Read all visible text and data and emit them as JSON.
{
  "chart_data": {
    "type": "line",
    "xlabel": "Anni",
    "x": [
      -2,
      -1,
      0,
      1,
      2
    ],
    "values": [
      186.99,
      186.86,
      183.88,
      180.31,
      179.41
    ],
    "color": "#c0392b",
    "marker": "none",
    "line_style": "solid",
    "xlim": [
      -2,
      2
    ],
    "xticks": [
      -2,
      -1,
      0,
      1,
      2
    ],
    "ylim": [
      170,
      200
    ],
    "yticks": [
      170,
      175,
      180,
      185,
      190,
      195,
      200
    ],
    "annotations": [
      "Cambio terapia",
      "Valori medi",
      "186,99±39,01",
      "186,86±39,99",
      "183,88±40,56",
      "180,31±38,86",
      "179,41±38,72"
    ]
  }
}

==

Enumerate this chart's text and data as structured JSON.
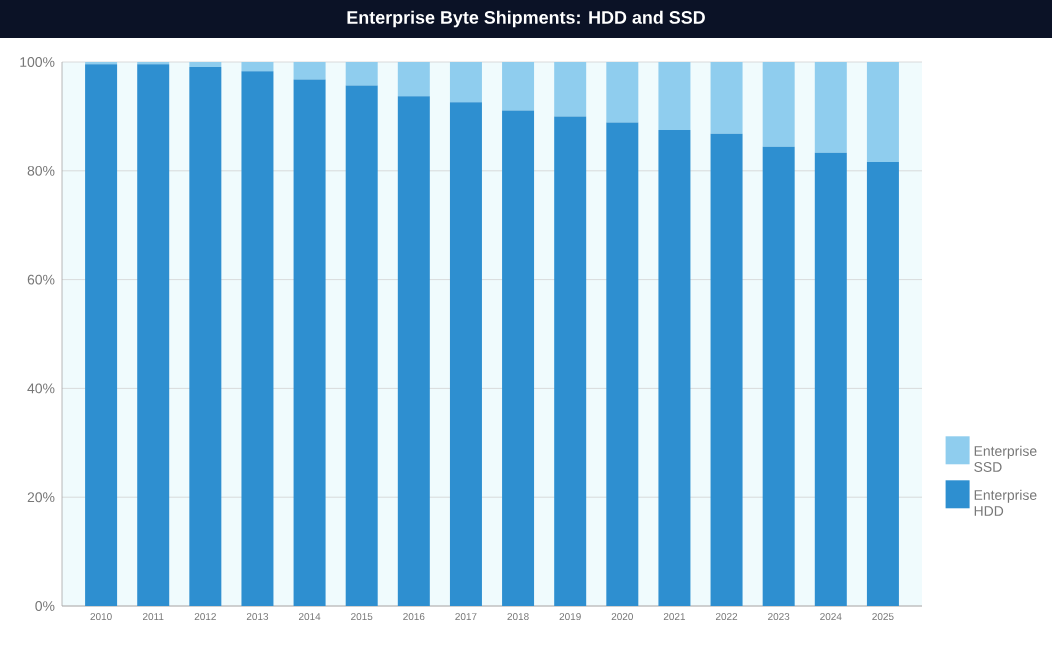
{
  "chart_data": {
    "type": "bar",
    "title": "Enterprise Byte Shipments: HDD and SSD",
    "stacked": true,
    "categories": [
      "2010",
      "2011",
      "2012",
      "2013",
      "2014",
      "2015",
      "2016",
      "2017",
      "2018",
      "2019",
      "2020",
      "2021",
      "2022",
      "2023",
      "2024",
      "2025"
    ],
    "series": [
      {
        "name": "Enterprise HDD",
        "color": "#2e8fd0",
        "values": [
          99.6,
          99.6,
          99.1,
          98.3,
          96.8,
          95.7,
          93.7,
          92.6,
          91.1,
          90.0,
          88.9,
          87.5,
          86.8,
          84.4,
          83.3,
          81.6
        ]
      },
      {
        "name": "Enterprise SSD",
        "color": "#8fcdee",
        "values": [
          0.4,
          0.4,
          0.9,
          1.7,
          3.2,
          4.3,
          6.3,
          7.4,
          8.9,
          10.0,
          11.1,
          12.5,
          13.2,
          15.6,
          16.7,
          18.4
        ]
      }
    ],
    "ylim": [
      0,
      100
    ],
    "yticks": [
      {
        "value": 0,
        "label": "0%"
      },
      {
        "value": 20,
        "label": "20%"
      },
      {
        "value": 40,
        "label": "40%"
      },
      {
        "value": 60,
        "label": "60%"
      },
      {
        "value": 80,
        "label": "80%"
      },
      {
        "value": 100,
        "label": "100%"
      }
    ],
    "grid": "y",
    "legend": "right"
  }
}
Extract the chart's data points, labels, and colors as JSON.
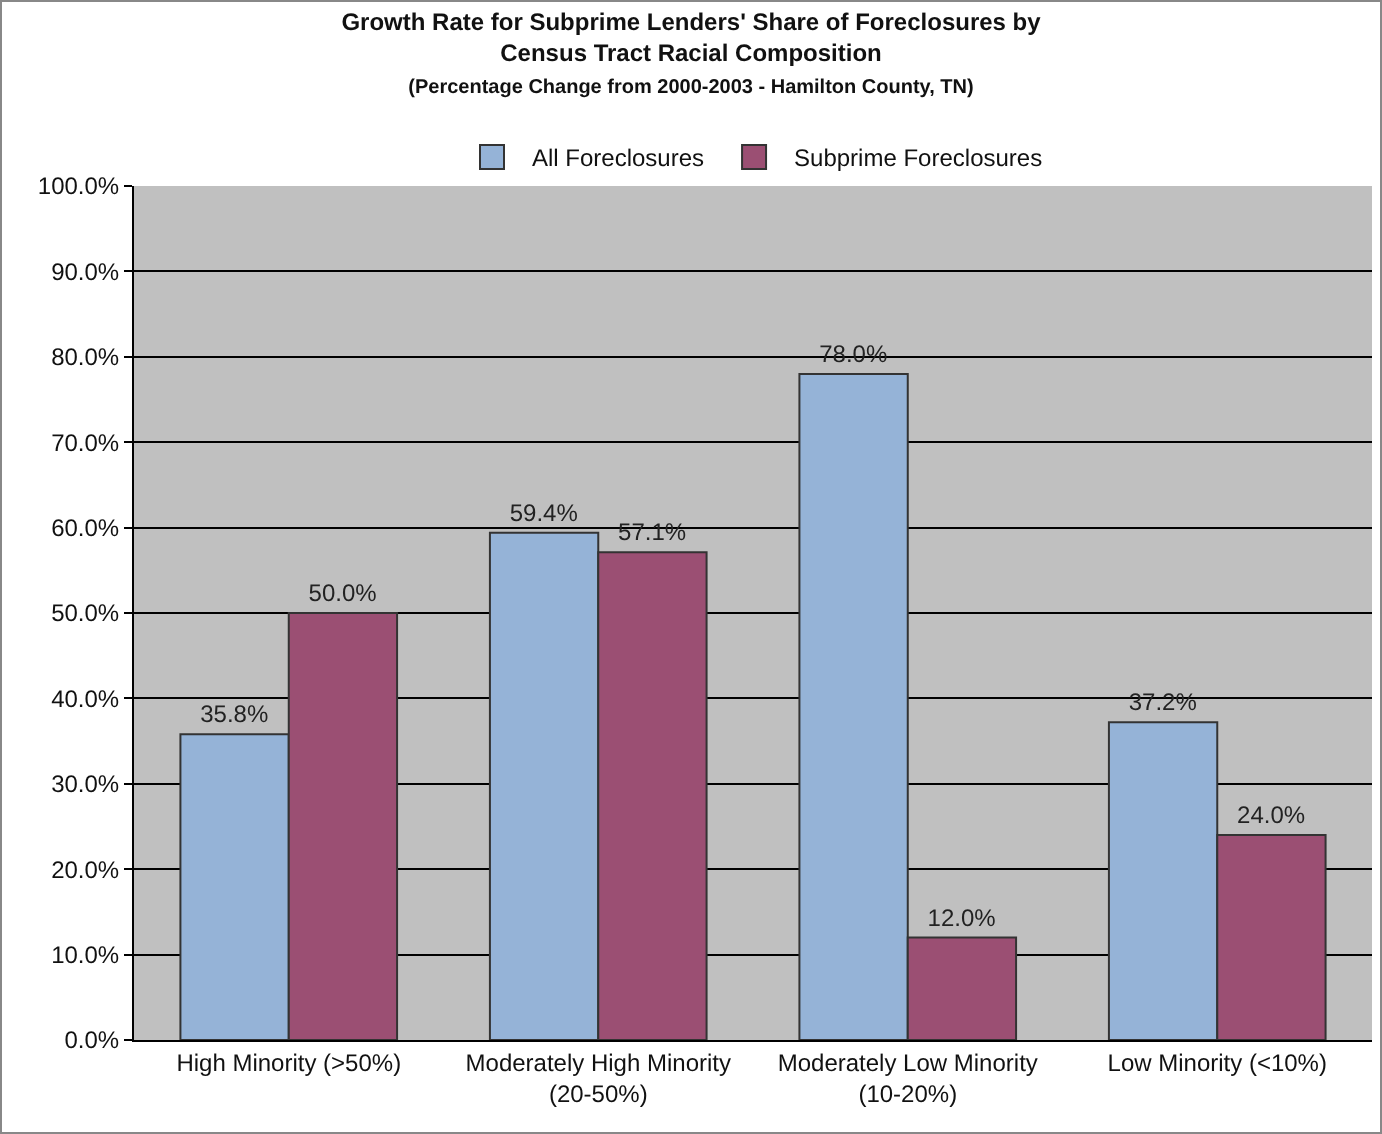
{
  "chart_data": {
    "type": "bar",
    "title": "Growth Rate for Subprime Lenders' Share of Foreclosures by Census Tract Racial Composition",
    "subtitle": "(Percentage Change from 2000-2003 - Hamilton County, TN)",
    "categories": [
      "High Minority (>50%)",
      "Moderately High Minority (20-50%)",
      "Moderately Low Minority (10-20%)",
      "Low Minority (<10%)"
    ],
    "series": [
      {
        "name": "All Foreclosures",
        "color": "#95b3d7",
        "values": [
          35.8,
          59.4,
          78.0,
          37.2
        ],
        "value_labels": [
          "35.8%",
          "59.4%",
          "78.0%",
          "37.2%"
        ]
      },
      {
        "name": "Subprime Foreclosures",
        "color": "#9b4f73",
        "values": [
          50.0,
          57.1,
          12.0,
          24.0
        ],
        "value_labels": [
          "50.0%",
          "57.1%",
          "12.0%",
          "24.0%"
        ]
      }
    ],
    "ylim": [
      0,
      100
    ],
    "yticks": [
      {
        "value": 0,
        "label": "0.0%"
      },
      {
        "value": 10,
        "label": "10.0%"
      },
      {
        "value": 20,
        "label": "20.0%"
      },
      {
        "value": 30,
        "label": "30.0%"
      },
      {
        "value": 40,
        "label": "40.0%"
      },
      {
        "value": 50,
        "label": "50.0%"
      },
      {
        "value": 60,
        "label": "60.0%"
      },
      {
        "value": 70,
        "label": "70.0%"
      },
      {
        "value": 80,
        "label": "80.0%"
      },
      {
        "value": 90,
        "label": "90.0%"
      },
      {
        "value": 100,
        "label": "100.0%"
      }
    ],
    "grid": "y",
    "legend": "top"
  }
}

**Given task**: In the entries above, find every line holding the word "name" and copy it out.

**Answer for this exercise**:
        "name": "Enterprise HDD",
        "name": "Enterprise SSD",
        "name": "All Foreclosures",
        "name": "Subprime Foreclosures",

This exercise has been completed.